Source records
##########
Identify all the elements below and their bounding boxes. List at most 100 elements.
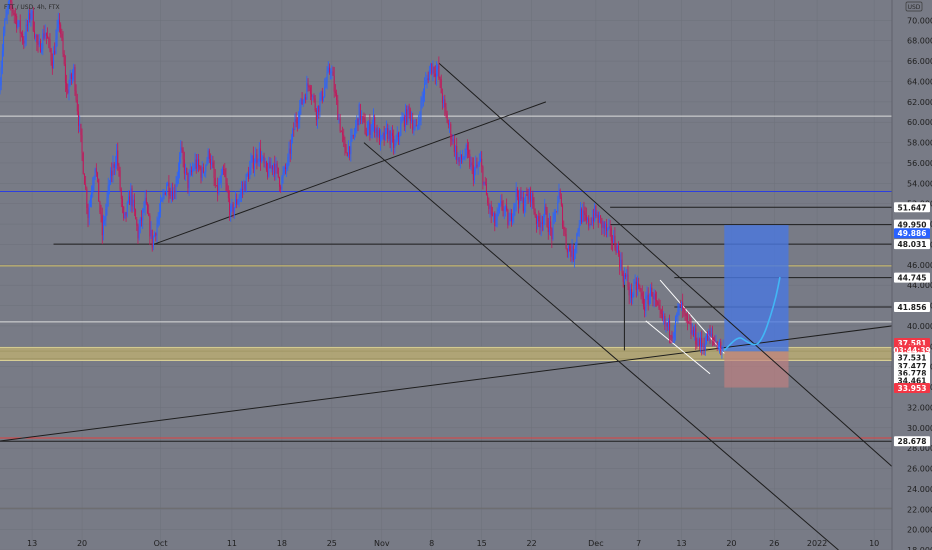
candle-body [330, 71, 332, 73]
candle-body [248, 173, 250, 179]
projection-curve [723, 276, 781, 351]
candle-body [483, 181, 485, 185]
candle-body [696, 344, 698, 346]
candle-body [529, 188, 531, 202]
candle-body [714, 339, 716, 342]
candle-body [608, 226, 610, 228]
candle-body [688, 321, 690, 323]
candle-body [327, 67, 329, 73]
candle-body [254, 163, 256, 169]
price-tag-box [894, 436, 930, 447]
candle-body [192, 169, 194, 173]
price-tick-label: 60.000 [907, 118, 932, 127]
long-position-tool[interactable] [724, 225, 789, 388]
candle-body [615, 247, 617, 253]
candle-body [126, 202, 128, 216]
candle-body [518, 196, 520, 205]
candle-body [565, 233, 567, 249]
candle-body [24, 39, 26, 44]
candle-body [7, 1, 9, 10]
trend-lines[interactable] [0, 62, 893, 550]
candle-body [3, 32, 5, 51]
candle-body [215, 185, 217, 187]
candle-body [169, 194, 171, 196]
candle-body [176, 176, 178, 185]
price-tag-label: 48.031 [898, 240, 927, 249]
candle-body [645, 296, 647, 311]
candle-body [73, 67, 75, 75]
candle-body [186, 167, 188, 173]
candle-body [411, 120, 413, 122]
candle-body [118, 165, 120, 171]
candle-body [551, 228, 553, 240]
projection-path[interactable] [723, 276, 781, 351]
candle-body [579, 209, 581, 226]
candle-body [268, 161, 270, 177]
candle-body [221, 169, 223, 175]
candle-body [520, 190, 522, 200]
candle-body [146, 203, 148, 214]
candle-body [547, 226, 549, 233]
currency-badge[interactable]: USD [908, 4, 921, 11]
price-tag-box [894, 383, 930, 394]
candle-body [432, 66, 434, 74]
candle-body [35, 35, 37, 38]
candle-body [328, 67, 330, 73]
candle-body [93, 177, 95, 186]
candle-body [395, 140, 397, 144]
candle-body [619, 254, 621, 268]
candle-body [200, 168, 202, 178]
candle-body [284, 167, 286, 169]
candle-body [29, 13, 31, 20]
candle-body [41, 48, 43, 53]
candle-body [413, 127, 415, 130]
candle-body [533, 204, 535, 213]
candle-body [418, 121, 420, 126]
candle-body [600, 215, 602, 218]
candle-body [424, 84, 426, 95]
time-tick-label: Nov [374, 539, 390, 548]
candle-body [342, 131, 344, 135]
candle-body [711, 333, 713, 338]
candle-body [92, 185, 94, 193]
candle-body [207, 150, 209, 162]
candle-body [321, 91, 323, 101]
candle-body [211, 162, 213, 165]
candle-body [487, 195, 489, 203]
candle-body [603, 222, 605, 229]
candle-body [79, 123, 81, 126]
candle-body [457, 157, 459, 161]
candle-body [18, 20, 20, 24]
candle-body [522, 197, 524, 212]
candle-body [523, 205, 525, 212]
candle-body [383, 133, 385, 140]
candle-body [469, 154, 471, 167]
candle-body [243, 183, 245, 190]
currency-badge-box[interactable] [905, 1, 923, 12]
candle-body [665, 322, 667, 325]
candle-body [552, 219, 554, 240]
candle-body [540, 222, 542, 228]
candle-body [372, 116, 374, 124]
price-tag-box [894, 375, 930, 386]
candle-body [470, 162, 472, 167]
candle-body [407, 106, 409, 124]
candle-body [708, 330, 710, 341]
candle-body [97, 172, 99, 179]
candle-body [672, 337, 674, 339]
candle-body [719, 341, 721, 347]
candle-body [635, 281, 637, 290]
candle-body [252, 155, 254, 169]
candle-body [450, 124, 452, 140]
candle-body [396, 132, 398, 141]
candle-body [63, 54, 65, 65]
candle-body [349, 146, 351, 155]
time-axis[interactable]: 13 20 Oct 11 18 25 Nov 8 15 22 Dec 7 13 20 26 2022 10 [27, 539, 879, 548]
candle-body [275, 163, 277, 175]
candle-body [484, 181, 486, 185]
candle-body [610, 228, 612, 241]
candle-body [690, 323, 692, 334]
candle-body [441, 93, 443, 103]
##########
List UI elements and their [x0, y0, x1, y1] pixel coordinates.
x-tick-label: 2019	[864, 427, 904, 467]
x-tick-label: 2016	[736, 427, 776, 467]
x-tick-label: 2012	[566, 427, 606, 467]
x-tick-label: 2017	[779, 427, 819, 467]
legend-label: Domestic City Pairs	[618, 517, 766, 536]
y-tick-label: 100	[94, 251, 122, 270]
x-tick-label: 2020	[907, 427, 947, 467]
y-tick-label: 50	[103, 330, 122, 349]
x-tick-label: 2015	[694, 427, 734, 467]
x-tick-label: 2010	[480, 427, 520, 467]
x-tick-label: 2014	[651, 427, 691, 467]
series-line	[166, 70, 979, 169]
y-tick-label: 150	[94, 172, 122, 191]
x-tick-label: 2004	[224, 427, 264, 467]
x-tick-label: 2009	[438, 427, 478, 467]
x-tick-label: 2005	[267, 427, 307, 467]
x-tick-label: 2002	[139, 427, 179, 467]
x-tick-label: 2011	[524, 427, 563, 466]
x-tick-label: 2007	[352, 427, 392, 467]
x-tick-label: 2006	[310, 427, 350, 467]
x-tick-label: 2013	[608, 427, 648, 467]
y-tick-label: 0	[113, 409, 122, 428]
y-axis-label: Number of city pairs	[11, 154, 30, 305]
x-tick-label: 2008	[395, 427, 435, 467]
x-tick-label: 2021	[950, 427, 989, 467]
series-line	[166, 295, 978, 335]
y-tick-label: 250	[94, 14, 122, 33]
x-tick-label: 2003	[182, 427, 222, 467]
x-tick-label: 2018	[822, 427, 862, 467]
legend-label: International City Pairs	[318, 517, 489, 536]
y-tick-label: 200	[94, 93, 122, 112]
##########
Requirements
Return the rows that begin at the line containing "candle-body [330, 71, 332, 73]" and end at the line containing "candle-body [615, 247, 617, 253]", copying each one without change and including both end lines.

Complete output
candle-body [330, 71, 332, 73]
candle-body [248, 173, 250, 179]
projection-curve [723, 276, 781, 351]
candle-body [483, 181, 485, 185]
candle-body [696, 344, 698, 346]
candle-body [529, 188, 531, 202]
candle-body [714, 339, 716, 342]
candle-body [608, 226, 610, 228]
candle-body [688, 321, 690, 323]
candle-body [327, 67, 329, 73]
candle-body [254, 163, 256, 169]
price-tag-box [894, 436, 930, 447]
candle-body [192, 169, 194, 173]
price-tick-label: 60.000 [907, 118, 932, 127]
long-position-tool[interactable] [724, 225, 789, 388]
candle-body [615, 247, 617, 253]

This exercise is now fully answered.